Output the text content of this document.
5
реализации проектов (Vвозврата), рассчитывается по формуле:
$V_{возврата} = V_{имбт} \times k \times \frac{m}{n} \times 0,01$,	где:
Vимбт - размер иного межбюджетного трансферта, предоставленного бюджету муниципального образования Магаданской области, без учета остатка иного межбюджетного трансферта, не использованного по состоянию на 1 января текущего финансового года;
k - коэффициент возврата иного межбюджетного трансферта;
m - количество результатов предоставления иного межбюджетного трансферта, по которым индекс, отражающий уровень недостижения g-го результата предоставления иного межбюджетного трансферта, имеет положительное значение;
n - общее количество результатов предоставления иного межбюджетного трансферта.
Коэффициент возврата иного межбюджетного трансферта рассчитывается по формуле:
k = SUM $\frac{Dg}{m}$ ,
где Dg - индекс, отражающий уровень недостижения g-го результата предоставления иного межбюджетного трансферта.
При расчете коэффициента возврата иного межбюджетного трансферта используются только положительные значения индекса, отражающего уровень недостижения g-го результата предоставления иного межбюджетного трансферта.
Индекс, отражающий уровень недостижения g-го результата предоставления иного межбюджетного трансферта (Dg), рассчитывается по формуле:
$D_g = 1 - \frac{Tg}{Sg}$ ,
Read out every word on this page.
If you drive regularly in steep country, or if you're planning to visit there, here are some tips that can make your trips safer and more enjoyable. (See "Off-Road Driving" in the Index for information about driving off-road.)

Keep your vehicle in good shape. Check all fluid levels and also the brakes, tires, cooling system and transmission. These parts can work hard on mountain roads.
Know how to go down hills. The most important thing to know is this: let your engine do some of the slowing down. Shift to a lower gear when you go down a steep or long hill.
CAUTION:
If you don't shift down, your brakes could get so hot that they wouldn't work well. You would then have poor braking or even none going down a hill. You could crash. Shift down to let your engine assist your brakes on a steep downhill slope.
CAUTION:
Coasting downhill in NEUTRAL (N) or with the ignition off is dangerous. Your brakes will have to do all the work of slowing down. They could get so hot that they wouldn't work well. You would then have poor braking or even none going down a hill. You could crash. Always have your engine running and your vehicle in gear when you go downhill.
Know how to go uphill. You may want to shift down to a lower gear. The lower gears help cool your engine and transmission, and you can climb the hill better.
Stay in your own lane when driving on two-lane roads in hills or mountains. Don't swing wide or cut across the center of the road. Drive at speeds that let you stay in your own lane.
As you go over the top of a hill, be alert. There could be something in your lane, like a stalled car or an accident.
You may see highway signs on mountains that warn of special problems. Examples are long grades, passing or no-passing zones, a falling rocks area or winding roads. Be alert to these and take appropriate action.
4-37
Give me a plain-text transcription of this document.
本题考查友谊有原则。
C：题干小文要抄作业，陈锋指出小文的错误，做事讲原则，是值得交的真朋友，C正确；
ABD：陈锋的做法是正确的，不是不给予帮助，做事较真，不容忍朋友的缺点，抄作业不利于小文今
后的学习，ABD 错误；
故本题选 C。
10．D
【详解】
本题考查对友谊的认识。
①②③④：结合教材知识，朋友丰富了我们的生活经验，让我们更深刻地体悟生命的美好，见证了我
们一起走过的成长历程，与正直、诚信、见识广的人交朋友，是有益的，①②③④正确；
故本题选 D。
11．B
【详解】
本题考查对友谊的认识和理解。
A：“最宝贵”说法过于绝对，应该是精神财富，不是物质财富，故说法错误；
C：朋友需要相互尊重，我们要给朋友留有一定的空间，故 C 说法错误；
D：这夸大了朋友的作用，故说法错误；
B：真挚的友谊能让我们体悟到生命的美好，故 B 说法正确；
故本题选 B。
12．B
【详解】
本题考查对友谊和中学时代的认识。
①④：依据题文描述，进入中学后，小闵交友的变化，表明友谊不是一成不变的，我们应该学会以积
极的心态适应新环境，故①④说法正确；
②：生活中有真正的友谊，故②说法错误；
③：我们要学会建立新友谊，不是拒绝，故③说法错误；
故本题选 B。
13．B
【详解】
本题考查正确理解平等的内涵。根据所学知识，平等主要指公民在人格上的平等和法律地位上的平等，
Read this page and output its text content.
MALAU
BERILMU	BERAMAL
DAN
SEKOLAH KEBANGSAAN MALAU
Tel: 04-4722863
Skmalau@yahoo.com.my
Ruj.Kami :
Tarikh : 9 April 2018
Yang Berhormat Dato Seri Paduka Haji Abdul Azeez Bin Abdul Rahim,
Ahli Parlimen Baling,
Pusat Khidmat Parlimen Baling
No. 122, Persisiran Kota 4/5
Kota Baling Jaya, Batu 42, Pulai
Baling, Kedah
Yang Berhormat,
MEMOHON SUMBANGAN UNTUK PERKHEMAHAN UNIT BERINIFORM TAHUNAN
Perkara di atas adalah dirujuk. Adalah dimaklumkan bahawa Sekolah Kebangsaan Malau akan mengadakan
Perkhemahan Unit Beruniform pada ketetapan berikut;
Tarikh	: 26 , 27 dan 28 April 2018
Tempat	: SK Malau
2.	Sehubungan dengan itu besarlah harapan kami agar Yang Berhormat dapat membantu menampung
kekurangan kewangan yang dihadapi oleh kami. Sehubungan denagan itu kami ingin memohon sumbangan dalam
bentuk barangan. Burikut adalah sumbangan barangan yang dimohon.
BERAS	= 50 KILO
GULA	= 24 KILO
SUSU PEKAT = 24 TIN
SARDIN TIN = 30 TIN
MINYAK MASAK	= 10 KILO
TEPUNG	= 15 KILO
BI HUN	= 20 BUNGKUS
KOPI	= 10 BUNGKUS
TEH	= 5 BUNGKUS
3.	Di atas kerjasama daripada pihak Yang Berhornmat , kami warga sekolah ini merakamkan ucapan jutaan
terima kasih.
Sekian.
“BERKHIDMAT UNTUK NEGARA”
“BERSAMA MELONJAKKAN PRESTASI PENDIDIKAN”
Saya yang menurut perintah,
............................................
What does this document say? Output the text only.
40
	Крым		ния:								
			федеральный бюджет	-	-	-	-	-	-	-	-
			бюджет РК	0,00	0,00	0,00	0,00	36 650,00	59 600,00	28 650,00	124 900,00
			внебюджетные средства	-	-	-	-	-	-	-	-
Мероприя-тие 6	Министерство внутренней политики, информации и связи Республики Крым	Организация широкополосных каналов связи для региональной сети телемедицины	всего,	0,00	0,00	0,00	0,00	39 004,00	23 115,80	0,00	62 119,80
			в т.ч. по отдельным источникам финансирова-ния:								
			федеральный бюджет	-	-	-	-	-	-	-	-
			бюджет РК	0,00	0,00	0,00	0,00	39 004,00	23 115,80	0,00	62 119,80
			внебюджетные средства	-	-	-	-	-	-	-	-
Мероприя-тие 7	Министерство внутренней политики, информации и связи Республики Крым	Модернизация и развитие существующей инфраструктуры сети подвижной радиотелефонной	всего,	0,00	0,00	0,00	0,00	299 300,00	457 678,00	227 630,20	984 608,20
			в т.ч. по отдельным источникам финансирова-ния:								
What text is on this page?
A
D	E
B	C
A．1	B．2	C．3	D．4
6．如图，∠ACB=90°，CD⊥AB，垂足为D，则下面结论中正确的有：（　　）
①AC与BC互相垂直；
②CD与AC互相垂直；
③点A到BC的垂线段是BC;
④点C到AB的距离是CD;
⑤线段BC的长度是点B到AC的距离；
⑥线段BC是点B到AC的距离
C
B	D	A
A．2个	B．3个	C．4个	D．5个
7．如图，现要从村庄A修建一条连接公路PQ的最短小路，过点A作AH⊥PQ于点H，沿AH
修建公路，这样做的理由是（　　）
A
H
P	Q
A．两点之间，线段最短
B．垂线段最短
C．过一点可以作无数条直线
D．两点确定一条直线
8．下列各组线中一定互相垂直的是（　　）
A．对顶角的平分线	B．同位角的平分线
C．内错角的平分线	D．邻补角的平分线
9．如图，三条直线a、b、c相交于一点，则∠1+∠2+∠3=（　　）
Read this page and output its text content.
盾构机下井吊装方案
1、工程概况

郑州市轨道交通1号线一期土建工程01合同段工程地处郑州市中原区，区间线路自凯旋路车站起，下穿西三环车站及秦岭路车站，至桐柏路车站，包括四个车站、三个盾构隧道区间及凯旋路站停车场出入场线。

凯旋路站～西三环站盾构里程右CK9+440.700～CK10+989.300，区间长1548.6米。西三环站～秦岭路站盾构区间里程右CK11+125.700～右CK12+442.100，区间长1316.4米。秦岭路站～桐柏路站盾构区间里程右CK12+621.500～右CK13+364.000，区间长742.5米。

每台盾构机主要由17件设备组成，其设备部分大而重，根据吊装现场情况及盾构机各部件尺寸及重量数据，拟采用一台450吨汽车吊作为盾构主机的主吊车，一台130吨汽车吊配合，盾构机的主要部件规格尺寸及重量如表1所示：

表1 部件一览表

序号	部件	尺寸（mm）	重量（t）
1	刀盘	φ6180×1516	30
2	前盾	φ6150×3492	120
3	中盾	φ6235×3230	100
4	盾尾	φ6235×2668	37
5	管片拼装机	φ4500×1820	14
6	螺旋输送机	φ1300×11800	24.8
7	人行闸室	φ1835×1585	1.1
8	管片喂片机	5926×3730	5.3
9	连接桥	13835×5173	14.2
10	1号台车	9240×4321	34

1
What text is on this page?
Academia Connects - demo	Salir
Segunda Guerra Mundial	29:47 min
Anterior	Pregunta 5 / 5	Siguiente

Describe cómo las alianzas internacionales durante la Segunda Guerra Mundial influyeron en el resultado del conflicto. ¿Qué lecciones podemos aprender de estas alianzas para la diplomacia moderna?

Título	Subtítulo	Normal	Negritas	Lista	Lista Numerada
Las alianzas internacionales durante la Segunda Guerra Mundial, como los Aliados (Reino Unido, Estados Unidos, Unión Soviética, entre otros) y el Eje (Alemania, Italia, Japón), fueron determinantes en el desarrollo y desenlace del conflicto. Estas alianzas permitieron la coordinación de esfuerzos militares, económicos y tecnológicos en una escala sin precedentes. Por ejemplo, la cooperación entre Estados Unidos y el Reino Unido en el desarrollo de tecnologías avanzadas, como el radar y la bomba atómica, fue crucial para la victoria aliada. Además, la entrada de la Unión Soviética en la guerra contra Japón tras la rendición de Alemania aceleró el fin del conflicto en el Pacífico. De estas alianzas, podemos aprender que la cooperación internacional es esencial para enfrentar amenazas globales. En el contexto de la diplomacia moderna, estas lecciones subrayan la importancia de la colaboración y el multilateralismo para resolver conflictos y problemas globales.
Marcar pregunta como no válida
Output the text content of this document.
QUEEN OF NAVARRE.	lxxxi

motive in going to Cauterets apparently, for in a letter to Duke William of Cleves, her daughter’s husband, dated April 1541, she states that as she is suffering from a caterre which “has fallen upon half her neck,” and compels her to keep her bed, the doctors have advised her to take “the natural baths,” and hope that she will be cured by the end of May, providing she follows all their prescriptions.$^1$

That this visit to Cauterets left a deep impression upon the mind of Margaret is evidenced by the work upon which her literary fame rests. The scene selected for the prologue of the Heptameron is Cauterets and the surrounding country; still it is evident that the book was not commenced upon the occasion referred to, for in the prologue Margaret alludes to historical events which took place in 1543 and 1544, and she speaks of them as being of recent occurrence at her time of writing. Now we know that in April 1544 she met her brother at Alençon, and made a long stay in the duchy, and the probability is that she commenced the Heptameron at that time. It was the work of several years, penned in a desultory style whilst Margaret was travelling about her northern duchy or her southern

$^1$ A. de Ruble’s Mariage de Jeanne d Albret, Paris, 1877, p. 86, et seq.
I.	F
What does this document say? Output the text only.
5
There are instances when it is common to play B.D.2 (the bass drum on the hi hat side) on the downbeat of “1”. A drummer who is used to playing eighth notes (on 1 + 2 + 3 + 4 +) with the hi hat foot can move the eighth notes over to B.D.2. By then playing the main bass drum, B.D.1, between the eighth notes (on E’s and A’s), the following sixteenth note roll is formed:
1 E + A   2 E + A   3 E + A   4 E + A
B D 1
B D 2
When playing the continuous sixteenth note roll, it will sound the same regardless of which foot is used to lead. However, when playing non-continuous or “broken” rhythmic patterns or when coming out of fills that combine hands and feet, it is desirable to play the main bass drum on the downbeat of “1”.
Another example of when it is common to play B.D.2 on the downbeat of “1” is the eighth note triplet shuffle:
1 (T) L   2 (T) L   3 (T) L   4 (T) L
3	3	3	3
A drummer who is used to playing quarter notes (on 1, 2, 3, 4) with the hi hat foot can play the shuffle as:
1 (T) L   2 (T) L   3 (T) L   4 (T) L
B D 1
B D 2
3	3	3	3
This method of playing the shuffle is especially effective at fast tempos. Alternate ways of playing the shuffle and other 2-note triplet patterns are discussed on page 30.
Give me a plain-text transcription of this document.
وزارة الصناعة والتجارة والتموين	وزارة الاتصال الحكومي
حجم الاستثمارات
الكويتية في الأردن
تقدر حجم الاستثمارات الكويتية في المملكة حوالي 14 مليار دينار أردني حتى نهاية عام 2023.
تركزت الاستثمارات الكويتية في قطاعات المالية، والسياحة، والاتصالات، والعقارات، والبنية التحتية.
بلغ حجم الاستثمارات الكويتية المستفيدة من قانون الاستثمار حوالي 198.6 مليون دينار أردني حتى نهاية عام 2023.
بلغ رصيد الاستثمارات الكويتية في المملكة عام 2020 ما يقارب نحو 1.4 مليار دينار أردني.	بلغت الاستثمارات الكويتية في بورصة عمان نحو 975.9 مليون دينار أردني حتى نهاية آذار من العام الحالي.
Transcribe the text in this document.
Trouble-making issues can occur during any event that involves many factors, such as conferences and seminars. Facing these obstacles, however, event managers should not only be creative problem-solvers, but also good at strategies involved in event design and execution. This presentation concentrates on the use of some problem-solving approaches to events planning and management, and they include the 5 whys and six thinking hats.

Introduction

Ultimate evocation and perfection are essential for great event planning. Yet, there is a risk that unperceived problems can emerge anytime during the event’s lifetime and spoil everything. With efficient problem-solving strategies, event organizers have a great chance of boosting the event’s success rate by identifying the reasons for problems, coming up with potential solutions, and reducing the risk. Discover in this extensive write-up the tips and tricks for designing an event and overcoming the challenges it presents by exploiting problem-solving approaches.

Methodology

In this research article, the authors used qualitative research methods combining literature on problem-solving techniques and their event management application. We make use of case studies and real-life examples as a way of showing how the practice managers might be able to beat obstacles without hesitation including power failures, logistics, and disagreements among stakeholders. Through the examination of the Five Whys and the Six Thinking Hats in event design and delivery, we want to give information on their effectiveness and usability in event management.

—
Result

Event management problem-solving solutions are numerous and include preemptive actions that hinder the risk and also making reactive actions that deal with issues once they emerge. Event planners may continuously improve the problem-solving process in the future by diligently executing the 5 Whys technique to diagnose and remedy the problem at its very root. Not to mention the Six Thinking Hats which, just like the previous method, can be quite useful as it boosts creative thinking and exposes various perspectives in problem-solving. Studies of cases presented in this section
◆ ◆ ◆ ◆ ◆
Check every line in the material above for the string "downbeat", then give only the number of lines that have it.

3